--- Begin Source data ---

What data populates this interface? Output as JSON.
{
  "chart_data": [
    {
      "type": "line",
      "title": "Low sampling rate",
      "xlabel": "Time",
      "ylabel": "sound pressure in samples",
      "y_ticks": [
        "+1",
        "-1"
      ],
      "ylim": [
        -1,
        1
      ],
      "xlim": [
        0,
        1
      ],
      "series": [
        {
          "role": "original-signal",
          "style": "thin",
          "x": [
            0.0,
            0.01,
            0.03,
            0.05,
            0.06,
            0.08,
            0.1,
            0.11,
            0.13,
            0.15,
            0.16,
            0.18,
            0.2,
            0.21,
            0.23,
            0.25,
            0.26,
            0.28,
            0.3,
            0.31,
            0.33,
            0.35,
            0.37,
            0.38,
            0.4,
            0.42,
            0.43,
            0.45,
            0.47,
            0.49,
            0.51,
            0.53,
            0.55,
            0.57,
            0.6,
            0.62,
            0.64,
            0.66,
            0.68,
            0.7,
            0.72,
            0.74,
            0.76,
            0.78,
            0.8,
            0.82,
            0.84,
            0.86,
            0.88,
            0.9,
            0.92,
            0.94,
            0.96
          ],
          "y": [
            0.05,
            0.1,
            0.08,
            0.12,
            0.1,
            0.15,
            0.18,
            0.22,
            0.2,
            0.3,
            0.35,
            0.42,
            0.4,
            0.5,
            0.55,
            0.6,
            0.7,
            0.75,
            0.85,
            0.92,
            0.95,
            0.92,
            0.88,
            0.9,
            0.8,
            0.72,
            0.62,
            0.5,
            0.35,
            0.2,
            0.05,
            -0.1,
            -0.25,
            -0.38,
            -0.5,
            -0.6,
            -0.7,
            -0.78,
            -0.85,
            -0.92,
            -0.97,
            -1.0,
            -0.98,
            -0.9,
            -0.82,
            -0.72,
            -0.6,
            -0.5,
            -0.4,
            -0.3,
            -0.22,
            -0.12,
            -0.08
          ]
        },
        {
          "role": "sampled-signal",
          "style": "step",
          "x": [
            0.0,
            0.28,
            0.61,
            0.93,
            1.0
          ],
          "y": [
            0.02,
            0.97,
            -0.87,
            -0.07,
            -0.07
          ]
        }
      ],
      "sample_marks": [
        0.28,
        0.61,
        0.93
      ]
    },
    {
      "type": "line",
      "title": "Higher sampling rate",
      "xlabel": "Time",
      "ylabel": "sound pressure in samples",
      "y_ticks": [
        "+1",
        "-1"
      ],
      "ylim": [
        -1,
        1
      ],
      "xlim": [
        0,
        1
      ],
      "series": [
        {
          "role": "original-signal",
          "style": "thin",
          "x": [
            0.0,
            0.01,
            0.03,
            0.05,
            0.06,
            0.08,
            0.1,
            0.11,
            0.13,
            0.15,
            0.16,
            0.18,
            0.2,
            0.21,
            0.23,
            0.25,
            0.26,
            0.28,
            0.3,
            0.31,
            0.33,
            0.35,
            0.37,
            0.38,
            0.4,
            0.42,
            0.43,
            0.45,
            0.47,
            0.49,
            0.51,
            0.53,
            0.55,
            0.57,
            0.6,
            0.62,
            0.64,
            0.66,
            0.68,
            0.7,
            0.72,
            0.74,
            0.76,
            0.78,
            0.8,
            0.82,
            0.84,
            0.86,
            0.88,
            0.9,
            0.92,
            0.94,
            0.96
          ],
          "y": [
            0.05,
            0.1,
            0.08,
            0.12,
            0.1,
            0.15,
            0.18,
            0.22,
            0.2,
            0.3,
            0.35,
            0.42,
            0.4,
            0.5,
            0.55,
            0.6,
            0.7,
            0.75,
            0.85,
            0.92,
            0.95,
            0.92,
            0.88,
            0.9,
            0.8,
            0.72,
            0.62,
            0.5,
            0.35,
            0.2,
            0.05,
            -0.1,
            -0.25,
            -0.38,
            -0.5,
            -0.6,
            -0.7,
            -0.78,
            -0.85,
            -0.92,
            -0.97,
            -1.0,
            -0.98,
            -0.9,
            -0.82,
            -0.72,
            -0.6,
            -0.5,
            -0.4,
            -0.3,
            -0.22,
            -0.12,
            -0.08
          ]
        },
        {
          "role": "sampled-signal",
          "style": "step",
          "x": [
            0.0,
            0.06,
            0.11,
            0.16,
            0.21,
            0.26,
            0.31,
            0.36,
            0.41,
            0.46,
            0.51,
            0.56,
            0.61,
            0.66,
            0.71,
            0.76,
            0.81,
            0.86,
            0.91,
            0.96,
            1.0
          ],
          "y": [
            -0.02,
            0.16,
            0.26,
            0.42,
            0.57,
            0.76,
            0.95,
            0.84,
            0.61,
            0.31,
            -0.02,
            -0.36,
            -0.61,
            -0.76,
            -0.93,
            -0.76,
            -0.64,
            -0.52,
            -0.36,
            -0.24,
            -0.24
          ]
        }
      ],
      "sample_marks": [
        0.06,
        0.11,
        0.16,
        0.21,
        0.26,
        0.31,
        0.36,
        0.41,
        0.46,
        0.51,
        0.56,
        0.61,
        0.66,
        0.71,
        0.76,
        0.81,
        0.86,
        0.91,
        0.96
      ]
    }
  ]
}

--- End Source data ---

To be done: Repeat the records above exactly, leaving none out.

Task response:
What data populates this interface? Output as JSON.
{
  "chart_data": [
    {
      "type": "line",
      "title": "Low sampling rate",
      "xlabel": "Time",
      "ylabel": "sound pressure in samples",
      "y_ticks": [
        "+1",
        "-1"
      ],
      "ylim": [
        -1,
        1
      ],
      "xlim": [
        0,
        1
      ],
      "series": [
        {
          "role": "original-signal",
          "style": "thin",
          "x": [
            0.0,
            0.01,
            0.03,
            0.05,
            0.06,
            0.08,
            0.1,
            0.11,
            0.13,
            0.15,
            0.16,
            0.18,
            0.2,
            0.21,
            0.23,
            0.25,
            0.26,
            0.28,
            0.3,
            0.31,
            0.33,
            0.35,
            0.37,
            0.38,
            0.4,
            0.42,
            0.43,
            0.45,
            0.47,
            0.49,
            0.51,
            0.53,
            0.55,
            0.57,
            0.6,
            0.62,
            0.64,
            0.66,
            0.68,
            0.7,
            0.72,
            0.74,
            0.76,
            0.78,
            0.8,
            0.82,
            0.84,
            0.86,
            0.88,
            0.9,
            0.92,
            0.94,
            0.96
          ],
          "y": [
            0.05,
            0.1,
            0.08,
            0.12,
            0.1,
            0.15,
            0.18,
            0.22,
            0.2,
            0.3,
            0.35,
            0.42,
            0.4,
            0.5,
            0.55,
            0.6,
            0.7,
            0.75,
            0.85,
            0.92,
            0.95,
            0.92,
            0.88,
            0.9,
            0.8,
            0.72,
            0.62,
            0.5,
            0.35,
            0.2,
            0.05,
            -0.1,
            -0.25,
            -0.38,
            -0.5,
            -0.6,
            -0.7,
            -0.78,
            -0.85,
            -0.92,
            -0.97,
            -1.0,
            -0.98,
            -0.9,
            -0.82,
            -0.72,
            -0.6,
            -0.5,
            -0.4,
            -0.3,
            -0.22,
            -0.12,
            -0.08
          ]
        },
        {
          "role": "sampled-signal",
          "style": "step",
          "x": [
            0.0,
            0.28,
            0.61,
            0.93,
            1.0
          ],
          "y": [
            0.02,
            0.97,
            -0.87,
            -0.07,
            -0.07
          ]
        }
      ],
      "sample_marks": [
        0.28,
        0.61,
        0.93
      ]
    },
    {
      "type": "line",
      "title": "Higher sampling rate",
      "xlabel": "Time",
      "ylabel": "sound pressure in samples",
      "y_ticks": [
        "+1",
        "-1"
      ],
      "ylim": [
        -1,
        1
      ],
      "xlim": [
        0,
        1
      ],
      "series": [
        {
          "role": "original-signal",
          "style": "thin",
          "x": [
            0.0,
            0.01,
            0.03,
            0.05,
            0.06,
            0.08,
            0.1,
            0.11,
            0.13,
            0.15,
            0.16,
            0.18,
            0.2,
            0.21,
            0.23,
            0.25,
            0.26,
            0.28,
            0.3,
            0.31,
            0.33,
            0.35,
            0.37,
            0.38,
            0.4,
            0.42,
            0.43,
            0.45,
            0.47,
            0.49,
            0.51,
            0.53,
            0.55,
            0.57,
            0.6,
            0.62,
            0.64,
            0.66,
            0.68,
            0.7,
            0.72,
            0.74,
            0.76,
            0.78,
            0.8,
            0.82,
            0.84,
            0.86,
            0.88,
            0.9,
            0.92,
            0.94,
            0.96
          ],
          "y": [
            0.05,
            0.1,
            0.08,
            0.12,
            0.1,
            0.15,
            0.18,
            0.22,
            0.2,
            0.3,
            0.35,
            0.42,
            0.4,
            0.5,
            0.55,
            0.6,
            0.7,
            0.75,
            0.85,
            0.92,
            0.95,
            0.92,
            0.88,
            0.9,
            0.8,
            0.72,
            0.62,
            0.5,
            0.35,
            0.2,
            0.05,
            -0.1,
            -0.25,
            -0.38,
            -0.5,
            -0.6,
            -0.7,
            -0.78,
            -0.85,
            -0.92,
            -0.97,
            -1.0,
            -0.98,
            -0.9,
            -0.82,
            -0.72,
            -0.6,
            -0.5,
            -0.4,
            -0.3,
            -0.22,
            -0.12,
            -0.08
          ]
        },
        {
          "role": "sampled-signal",
          "style": "step",
          "x": [
            0.0,
            0.06,
            0.11,
            0.16,
            0.21,
            0.26,
            0.31,
            0.36,
            0.41,
            0.46,
            0.51,
            0.56,
            0.61,
            0.66,
            0.71,
            0.76,
            0.81,
            0.86,
            0.91,
            0.96,
            1.0
          ],
          "y": [
            -0.02,
            0.16,
            0.26,
            0.42,
            0.57,
            0.76,
            0.95,
            0.84,
            0.61,
            0.31,
            -0.02,
            -0.36,
            -0.61,
            -0.76,
            -0.93,
            -0.76,
            -0.64,
            -0.52,
            -0.36,
            -0.24,
            -0.24
          ]
        }
      ],
      "sample_marks": [
        0.06,
        0.11,
        0.16,
        0.21,
        0.26,
        0.31,
        0.36,
        0.41,
        0.46,
        0.51,
        0.56,
        0.61,
        0.66,
        0.71,
        0.76,
        0.81,
        0.86,
        0.91,
        0.96
      ]
    }
  ]
}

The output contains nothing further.